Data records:

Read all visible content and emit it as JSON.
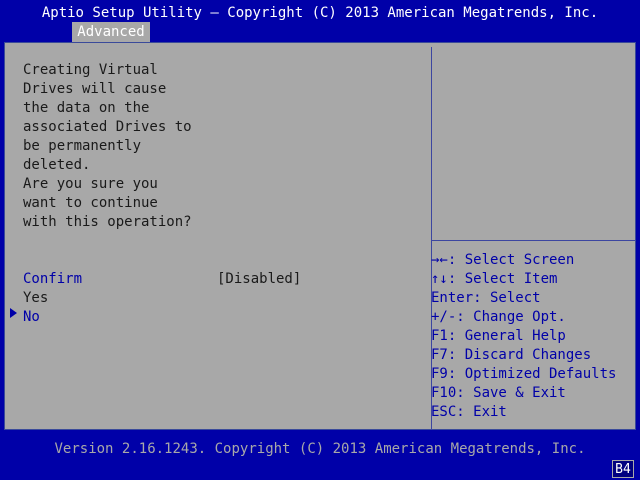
{
  "header": {
    "title": "Aptio Setup Utility – Copyright (C) 2013 American Megatrends, Inc.",
    "active_tab": "Advanced"
  },
  "message": {
    "lines": [
      "Creating Virtual",
      "Drives will cause",
      "the data on the",
      "associated Drives to",
      "be permanently",
      "deleted.",
      "Are you sure you",
      "want to continue",
      "with this operation?"
    ]
  },
  "options": {
    "confirm_label": "Confirm",
    "confirm_value": "[Disabled]",
    "yes_label": "Yes",
    "no_label": "No"
  },
  "help": {
    "lines": [
      "→←: Select Screen",
      "↑↓: Select Item",
      "Enter: Select",
      "+/-: Change Opt.",
      "F1: General Help",
      "F7: Discard Changes",
      "F9: Optimized Defaults",
      "F10: Save & Exit",
      "ESC: Exit"
    ]
  },
  "footer": {
    "version": "Version 2.16.1243. Copyright (C) 2013 American Megatrends, Inc.",
    "post_code": "B4"
  },
  "colors": {
    "background": "#0000a8",
    "panel": "#a8a8a8",
    "highlight_text": "#0000a8",
    "body_text": "#1a1a1a"
  }
}
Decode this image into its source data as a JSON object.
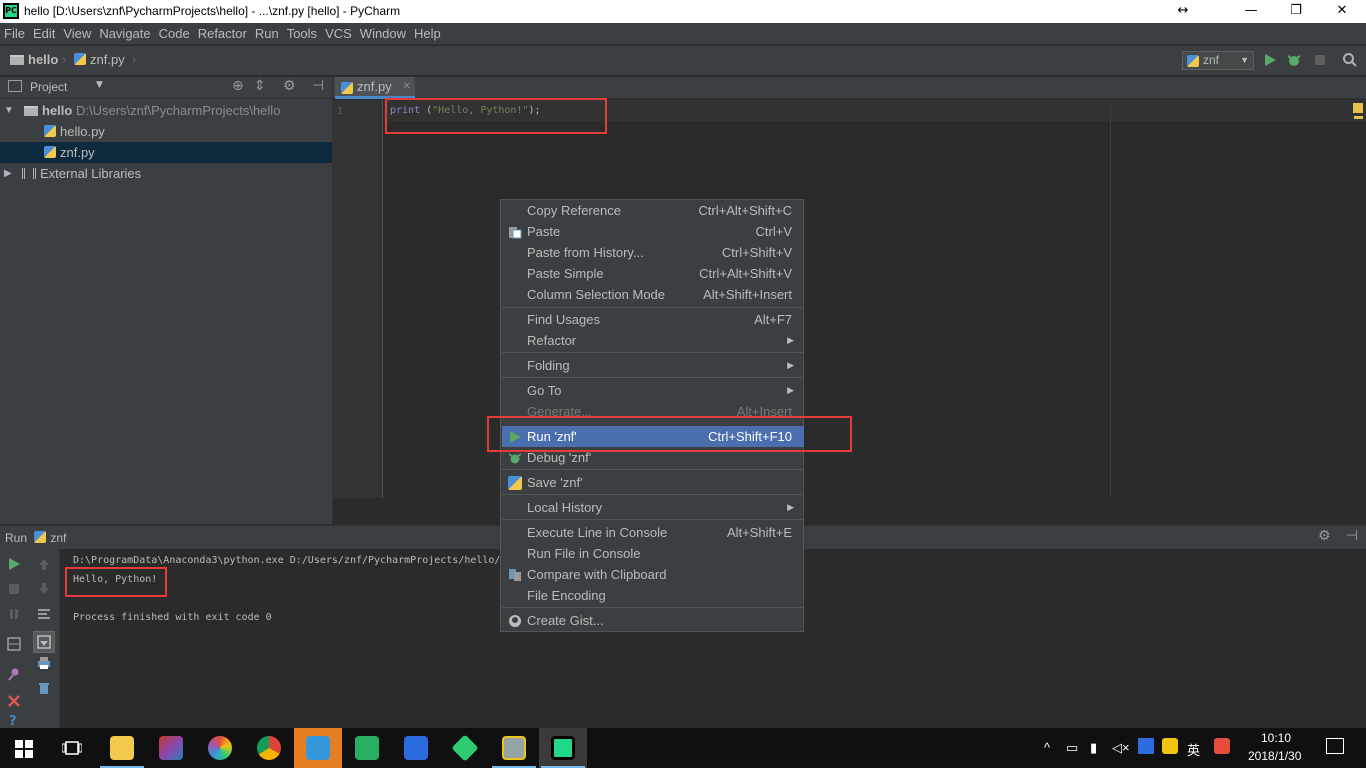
{
  "window": {
    "title": "hello [D:\\Users\\znf\\PycharmProjects\\hello] - ...\\znf.py [hello] - PyCharm",
    "app_icon_text": "PC",
    "resize_glyph": "↔",
    "min_glyph": "—",
    "restore_glyph": "❐",
    "close_glyph": "✕"
  },
  "menu": [
    "File",
    "Edit",
    "View",
    "Navigate",
    "Code",
    "Refactor",
    "Run",
    "Tools",
    "VCS",
    "Window",
    "Help"
  ],
  "breadcrumb": {
    "project": "hello",
    "file": "znf.py"
  },
  "toolbar": {
    "run_config": "znf"
  },
  "project_panel": {
    "header": "Project",
    "root_name": "hello",
    "root_path": "D:\\Users\\znf\\PycharmProjects\\hello",
    "files": [
      "hello.py",
      "znf.py"
    ],
    "external": "External Libraries"
  },
  "editor": {
    "tab_label": "znf.py",
    "line_number": "1",
    "code": {
      "keyword": "print",
      "open": " (",
      "string": "\"Hello, Python!\"",
      "close": ");"
    }
  },
  "context_menu": {
    "items": [
      {
        "label": "Copy Reference",
        "shortcut": "Ctrl+Alt+Shift+C"
      },
      {
        "label": "Paste",
        "shortcut": "Ctrl+V"
      },
      {
        "label": "Paste from History...",
        "shortcut": "Ctrl+Shift+V"
      },
      {
        "label": "Paste Simple",
        "shortcut": "Ctrl+Alt+Shift+V"
      },
      {
        "label": "Column Selection Mode",
        "shortcut": "Alt+Shift+Insert"
      },
      {
        "label": "Find Usages",
        "shortcut": "Alt+F7"
      },
      {
        "label": "Refactor",
        "shortcut": ""
      },
      {
        "label": "Folding",
        "shortcut": ""
      },
      {
        "label": "Go To",
        "shortcut": ""
      },
      {
        "label": "Generate...",
        "shortcut": "Alt+Insert"
      },
      {
        "label": "Run 'znf'",
        "shortcut": "Ctrl+Shift+F10"
      },
      {
        "label": "Debug 'znf'",
        "shortcut": ""
      },
      {
        "label": "Save 'znf'",
        "shortcut": ""
      },
      {
        "label": "Local History",
        "shortcut": ""
      },
      {
        "label": "Execute Line in Console",
        "shortcut": "Alt+Shift+E"
      },
      {
        "label": "Run File in Console",
        "shortcut": ""
      },
      {
        "label": "Compare with Clipboard",
        "shortcut": ""
      },
      {
        "label": "File Encoding",
        "shortcut": ""
      },
      {
        "label": "Create Gist...",
        "shortcut": ""
      }
    ]
  },
  "run_panel": {
    "label": "Run",
    "config": "znf",
    "console": [
      "D:\\ProgramData\\Anaconda3\\python.exe D:/Users/znf/PycharmProjects/hello/z",
      "Hello, Python!",
      "Process finished with exit code 0"
    ]
  },
  "taskbar": {
    "ime": "英",
    "time": "10:10",
    "date": "2018/1/30"
  }
}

__TASK OBJECTIVE__: Lines containing "PycharmProjects" are to be counted. State the total and add nothing.

__WRITTEN REPLY__: 3